Retype the full set of records. Keep every character identical.

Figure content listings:
··········

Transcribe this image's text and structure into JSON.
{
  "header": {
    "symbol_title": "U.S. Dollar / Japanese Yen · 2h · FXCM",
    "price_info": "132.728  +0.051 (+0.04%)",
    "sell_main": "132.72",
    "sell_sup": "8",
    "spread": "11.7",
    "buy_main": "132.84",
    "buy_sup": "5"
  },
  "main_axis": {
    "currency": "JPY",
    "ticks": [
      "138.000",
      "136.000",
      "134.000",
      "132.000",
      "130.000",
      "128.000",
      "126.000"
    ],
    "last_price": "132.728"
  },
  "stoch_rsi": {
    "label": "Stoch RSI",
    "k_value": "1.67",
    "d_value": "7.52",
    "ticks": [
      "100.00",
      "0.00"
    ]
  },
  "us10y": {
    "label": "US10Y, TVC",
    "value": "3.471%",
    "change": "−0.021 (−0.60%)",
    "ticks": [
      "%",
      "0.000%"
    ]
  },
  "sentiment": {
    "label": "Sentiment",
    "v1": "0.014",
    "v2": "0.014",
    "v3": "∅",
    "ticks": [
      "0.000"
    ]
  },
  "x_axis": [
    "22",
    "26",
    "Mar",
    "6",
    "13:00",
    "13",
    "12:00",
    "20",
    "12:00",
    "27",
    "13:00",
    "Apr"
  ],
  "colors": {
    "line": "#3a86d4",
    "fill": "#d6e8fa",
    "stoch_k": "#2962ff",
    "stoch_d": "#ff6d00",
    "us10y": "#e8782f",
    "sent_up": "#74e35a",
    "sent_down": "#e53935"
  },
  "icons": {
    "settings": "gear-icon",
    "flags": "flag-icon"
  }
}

··········

**Response to this task**
Transcribe this image's text and structure into JSON.
{
  "header": {
    "symbol_title": "U.S. Dollar / Japanese Yen · 2h · FXCM",
    "price_info": "132.728  +0.051 (+0.04%)",
    "sell_main": "132.72",
    "sell_sup": "8",
    "spread": "11.7",
    "buy_main": "132.84",
    "buy_sup": "5"
  },
  "main_axis": {
    "currency": "JPY",
    "ticks": [
      "138.000",
      "136.000",
      "134.000",
      "132.000",
      "130.000",
      "128.000",
      "126.000"
    ],
    "last_price": "132.728"
  },
  "stoch_rsi": {
    "label": "Stoch RSI",
    "k_value": "1.67",
    "d_value": "7.52",
    "ticks": [
      "100.00",
      "0.00"
    ]
  },
  "us10y": {
    "label": "US10Y, TVC",
    "value": "3.471%",
    "change": "−0.021 (−0.60%)",
    "ticks": [
      "%",
      "0.000%"
    ]
  },
  "sentiment": {
    "label": "Sentiment",
    "v1": "0.014",
    "v2": "0.014",
    "v3": "∅",
    "ticks": [
      "0.000"
    ]
  },
  "x_axis": [
    "22",
    "26",
    "Mar",
    "6",
    "13:00",
    "13",
    "12:00",
    "20",
    "12:00",
    "27",
    "13:00",
    "Apr"
  ],
  "colors": {
    "line": "#3a86d4",
    "fill": "#d6e8fa",
    "stoch_k": "#2962ff",
    "stoch_d": "#ff6d00",
    "us10y": "#e8782f",
    "sent_up": "#74e35a",
    "sent_down": "#e53935"
  },
  "icons": {
    "settings": "gear-icon",
    "flags": "flag-icon"
  }
}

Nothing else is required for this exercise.